GOAL OF THE EXERCISE: Keep the pictures out of the copy and repeat the records exactly.

DATA FOR THIS TASK:
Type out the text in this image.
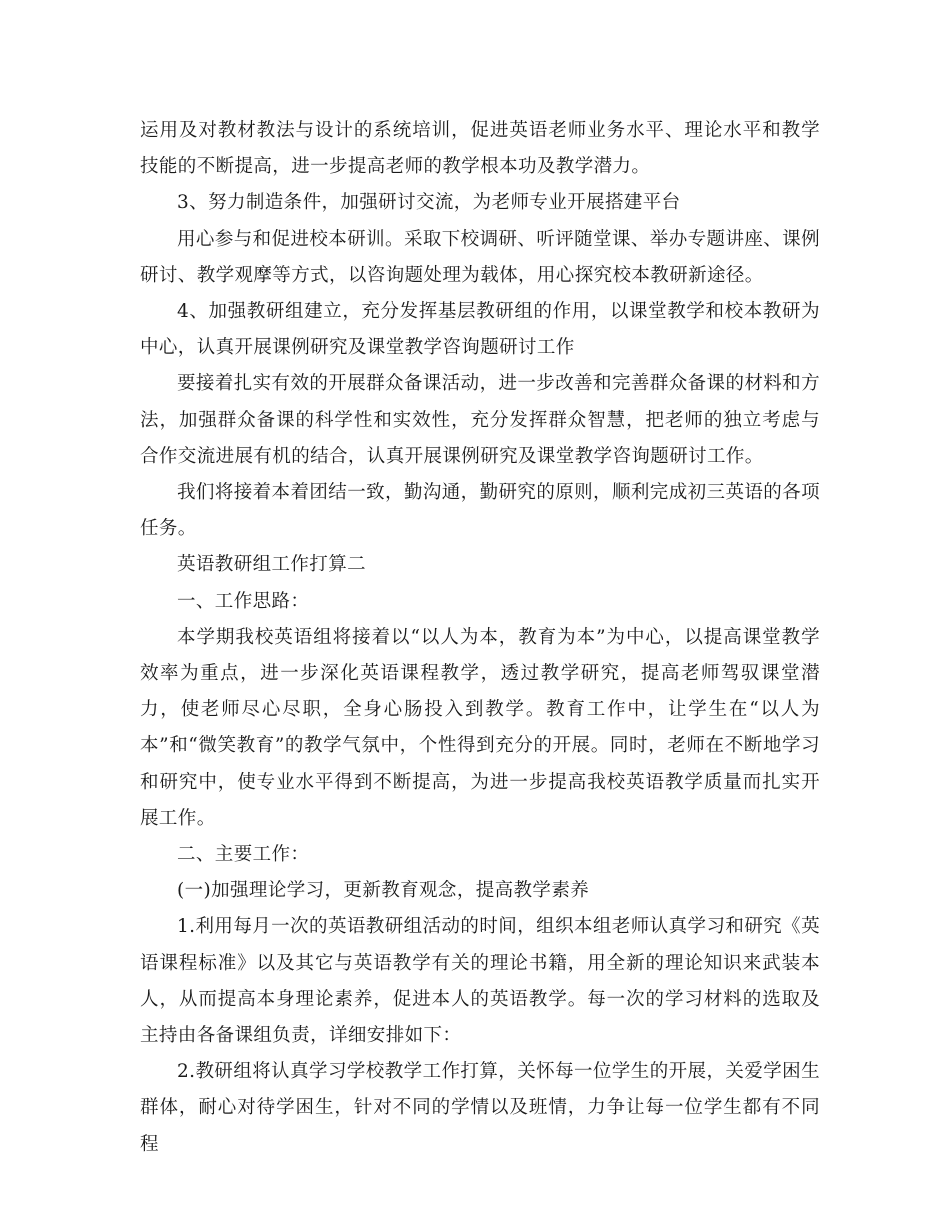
运用及对教材教法与设计的系统培训，促进英语老师业务水平、理论水平和教学技能的不断提高，进一步提高老师的教学根本功及教学潜力。

3、努力制造条件，加强研讨交流，为老师专业开展搭建平台

用心参与和促进校本研训。采取下校调研、听评随堂课、举办专题讲座、课例研讨、教学观摩等方式，以咨询题处理为载体，用心探究校本教研新途径。

4、加强教研组建立，充分发挥基层教研组的作用，以课堂教学和校本教研为中心，认真开展课例研究及课堂教学咨询题研讨工作

要接着扎实有效的开展群众备课活动，进一步改善和完善群众备课的材料和方法，加强群众备课的科学性和实效性，充分发挥群众智慧，把老师的独立考虑与合作交流进展有机的结合，认真开展课例研究及课堂教学咨询题研讨工作。

我们将接着本着团结一致，勤沟通，勤研究的原则，顺利完成初三英语的各项任务。

英语教研组工作打算二

一、工作思路：

本学期我校英语组将接着以“以人为本，教育为本”为中心，以提高课堂教学效率为重点，进一步深化英语课程教学，透过教学研究，提高老师驾驭课堂潜力，使老师尽心尽职，全身心肠投入到教学。教育工作中，让学生在“以人为本”和“微笑教育”的教学气氛中，个性得到充分的开展。同时，老师在不断地学习和研究中，使专业水平得到不断提高，为进一步提高我校英语教学质量而扎实开展工作。

二、主要工作：

(一)加强理论学习，更新教育观念，提高教学素养

1.利用每月一次的英语教研组活动的时间，组织本组老师认真学习和研究《英语课程标准》以及其它与英语教学有关的理论书籍，用全新的理论知识来武装本人，从而提高本身理论素养，促进本人的英语教学。每一次的学习材料的选取及主持由各备课组负责，详细安排如下：

2.教研组将认真学习学校教学工作打算，关怀每一位学生的开展，关爱学困生群体，耐心对待学困生，针对不同的学情以及班情，力争让每一位学生都有不同程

ANSWER TO THIS PROBLEM:
Type out the text in this image.
运用及对教材教法与设计的系统培训，促进英语老师业务水平、理论水平和教学技能的不断提高，进一步提高老师的教学根本功及教学潜力。

3、努力制造条件，加强研讨交流，为老师专业开展搭建平台

用心参与和促进校本研训。采取下校调研、听评随堂课、举办专题讲座、课例研讨、教学观摩等方式，以咨询题处理为载体，用心探究校本教研新途径。

4、加强教研组建立，充分发挥基层教研组的作用，以课堂教学和校本教研为中心，认真开展课例研究及课堂教学咨询题研讨工作

要接着扎实有效的开展群众备课活动，进一步改善和完善群众备课的材料和方法，加强群众备课的科学性和实效性，充分发挥群众智慧，把老师的独立考虑与合作交流进展有机的结合，认真开展课例研究及课堂教学咨询题研讨工作。

我们将接着本着团结一致，勤沟通，勤研究的原则，顺利完成初三英语的各项任务。

英语教研组工作打算二

一、工作思路：

本学期我校英语组将接着以“以人为本，教育为本”为中心，以提高课堂教学效率为重点，进一步深化英语课程教学，透过教学研究，提高老师驾驭课堂潜力，使老师尽心尽职，全身心肠投入到教学。教育工作中，让学生在“以人为本”和“微笑教育”的教学气氛中，个性得到充分的开展。同时，老师在不断地学习和研究中，使专业水平得到不断提高，为进一步提高我校英语教学质量而扎实开展工作。

二、主要工作：

(一)加强理论学习，更新教育观念，提高教学素养

1.利用每月一次的英语教研组活动的时间，组织本组老师认真学习和研究《英语课程标准》以及其它与英语教学有关的理论书籍，用全新的理论知识来武装本人，从而提高本身理论素养，促进本人的英语教学。每一次的学习材料的选取及主持由各备课组负责，详细安排如下：

2.教研组将认真学习学校教学工作打算，关怀每一位学生的开展，关爱学困生群体，耐心对待学困生，针对不同的学情以及班情，力争让每一位学生都有不同程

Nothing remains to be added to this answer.